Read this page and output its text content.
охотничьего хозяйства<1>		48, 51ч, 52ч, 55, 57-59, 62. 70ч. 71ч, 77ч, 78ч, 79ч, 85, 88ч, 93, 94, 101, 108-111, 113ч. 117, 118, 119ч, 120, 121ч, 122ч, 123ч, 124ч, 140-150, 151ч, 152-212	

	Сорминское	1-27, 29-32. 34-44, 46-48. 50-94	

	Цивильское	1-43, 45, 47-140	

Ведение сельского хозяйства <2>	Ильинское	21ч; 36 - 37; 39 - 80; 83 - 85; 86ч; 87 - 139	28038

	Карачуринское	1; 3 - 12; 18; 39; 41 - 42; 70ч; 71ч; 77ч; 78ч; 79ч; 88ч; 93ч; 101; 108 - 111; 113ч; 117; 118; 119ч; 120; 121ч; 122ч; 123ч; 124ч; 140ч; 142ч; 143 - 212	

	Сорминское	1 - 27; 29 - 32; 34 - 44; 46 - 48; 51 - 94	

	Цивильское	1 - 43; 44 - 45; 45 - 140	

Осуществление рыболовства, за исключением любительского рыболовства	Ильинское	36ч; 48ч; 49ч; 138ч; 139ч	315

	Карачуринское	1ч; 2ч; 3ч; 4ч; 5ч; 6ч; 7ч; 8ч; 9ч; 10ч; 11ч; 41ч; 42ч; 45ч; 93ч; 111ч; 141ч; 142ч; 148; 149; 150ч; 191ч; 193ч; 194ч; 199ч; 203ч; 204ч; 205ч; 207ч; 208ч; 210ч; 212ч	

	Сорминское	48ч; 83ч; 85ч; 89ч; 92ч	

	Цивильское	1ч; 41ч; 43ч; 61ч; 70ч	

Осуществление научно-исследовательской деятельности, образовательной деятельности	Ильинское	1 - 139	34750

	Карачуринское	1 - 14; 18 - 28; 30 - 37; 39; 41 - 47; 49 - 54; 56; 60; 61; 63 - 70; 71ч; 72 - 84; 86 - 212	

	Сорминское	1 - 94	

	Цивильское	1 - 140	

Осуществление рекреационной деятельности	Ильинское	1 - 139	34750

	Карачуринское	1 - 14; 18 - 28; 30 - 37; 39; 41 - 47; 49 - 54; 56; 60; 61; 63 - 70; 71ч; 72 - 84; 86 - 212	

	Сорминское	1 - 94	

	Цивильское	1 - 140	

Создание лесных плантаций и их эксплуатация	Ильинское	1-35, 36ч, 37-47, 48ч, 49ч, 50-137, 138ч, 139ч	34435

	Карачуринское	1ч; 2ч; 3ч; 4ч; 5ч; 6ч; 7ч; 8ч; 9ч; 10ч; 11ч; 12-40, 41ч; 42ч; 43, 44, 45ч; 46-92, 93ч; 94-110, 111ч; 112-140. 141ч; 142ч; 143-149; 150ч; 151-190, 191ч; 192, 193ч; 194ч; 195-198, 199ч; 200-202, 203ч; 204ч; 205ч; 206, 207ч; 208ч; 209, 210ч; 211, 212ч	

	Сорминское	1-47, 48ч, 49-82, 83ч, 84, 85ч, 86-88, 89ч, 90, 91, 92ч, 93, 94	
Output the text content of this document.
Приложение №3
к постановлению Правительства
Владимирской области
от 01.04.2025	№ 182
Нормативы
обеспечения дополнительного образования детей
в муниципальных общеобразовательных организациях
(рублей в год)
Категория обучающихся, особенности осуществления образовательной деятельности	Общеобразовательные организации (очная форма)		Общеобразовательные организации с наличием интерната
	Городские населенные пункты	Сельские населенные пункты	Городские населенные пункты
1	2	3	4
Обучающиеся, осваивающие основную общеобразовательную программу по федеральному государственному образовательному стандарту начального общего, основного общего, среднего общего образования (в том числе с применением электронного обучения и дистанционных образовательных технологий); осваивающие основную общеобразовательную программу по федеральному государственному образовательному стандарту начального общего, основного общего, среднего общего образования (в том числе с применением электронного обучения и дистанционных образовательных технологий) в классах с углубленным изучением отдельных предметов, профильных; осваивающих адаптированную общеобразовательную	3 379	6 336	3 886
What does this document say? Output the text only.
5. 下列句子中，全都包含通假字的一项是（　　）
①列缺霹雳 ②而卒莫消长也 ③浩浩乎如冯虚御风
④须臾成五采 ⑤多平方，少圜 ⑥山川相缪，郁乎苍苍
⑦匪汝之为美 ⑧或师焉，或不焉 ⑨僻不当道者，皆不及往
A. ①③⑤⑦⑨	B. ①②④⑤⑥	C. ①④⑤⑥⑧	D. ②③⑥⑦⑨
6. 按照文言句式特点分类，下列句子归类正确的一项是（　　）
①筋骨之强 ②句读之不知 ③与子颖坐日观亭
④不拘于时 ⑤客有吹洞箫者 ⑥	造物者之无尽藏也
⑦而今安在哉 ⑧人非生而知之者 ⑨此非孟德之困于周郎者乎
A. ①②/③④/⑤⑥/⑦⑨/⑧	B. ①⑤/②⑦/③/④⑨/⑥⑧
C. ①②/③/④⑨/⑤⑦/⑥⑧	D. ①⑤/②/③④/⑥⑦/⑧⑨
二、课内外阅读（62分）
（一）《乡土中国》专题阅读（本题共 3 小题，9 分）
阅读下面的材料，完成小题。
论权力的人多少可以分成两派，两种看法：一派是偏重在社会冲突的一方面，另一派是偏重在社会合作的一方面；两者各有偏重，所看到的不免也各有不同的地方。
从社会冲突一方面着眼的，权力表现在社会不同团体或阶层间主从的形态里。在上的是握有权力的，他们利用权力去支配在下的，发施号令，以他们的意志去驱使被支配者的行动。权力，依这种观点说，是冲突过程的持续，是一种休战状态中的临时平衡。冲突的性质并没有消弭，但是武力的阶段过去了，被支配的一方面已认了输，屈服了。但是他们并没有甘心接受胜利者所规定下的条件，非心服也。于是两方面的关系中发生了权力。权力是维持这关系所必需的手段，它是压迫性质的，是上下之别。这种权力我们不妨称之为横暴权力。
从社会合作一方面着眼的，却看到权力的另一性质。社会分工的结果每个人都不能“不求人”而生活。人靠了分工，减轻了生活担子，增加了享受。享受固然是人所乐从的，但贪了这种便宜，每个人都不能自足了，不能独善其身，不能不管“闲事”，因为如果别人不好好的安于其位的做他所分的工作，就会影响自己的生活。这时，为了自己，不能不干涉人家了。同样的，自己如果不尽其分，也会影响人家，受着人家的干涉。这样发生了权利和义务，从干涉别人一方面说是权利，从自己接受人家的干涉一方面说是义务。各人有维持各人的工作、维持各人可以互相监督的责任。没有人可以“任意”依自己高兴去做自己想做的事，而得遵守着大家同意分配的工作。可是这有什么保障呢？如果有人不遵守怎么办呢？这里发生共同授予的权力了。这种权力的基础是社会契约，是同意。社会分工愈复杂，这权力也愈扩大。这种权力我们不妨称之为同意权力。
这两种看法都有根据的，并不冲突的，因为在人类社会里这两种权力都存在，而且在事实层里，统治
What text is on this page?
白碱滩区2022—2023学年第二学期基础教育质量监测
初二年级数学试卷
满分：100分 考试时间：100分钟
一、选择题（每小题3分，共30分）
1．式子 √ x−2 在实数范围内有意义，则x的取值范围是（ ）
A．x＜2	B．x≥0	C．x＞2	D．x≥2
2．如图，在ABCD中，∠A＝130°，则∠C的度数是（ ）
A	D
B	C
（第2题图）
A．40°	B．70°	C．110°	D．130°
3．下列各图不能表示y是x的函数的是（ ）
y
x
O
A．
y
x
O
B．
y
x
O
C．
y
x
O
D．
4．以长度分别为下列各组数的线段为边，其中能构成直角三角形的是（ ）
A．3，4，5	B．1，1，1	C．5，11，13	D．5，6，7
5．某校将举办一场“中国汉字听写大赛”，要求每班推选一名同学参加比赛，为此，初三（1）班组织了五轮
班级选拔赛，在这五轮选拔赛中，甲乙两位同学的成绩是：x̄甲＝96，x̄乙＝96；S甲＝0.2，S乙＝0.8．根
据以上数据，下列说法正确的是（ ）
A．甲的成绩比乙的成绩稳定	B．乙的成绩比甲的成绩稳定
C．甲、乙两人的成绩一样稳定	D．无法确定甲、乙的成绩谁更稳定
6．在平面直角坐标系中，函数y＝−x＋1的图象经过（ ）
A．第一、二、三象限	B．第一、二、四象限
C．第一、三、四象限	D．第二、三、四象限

-*-

§ Problem to work on
Nothing outside the span should appear: transcribe the lines from the one containing "What text is on this page?" through the last line of the records.

§ Solution for this exercise
What text is on this page?
白碱滩区2022—2023学年第二学期基础教育质量监测
初二年级数学试卷
满分：100分 考试时间：100分钟
一、选择题（每小题3分，共30分）
1．式子 √ x−2 在实数范围内有意义，则x的取值范围是（ ）
A．x＜2	B．x≥0	C．x＞2	D．x≥2
2．如图，在ABCD中，∠A＝130°，则∠C的度数是（ ）
A	D
B	C
（第2题图）
A．40°	B．70°	C．110°	D．130°
3．下列各图不能表示y是x的函数的是（ ）
y
x
O
A．
y
x
O
B．
y
x
O
C．
y
x
O
D．
4．以长度分别为下列各组数的线段为边，其中能构成直角三角形的是（ ）
A．3，4，5	B．1，1，1	C．5，11，13	D．5，6，7
5．某校将举办一场“中国汉字听写大赛”，要求每班推选一名同学参加比赛，为此，初三（1）班组织了五轮
班级选拔赛，在这五轮选拔赛中，甲乙两位同学的成绩是：x̄甲＝96，x̄乙＝96；S甲＝0.2，S乙＝0.8．根
据以上数据，下列说法正确的是（ ）
A．甲的成绩比乙的成绩稳定	B．乙的成绩比甲的成绩稳定
C．甲、乙两人的成绩一样稳定	D．无法确定甲、乙的成绩谁更稳定
6．在平面直角坐标系中，函数y＝−x＋1的图象经过（ ）
A．第一、二、三象限	B．第一、二、四象限
C．第一、三、四象限	D．第二、三、四象限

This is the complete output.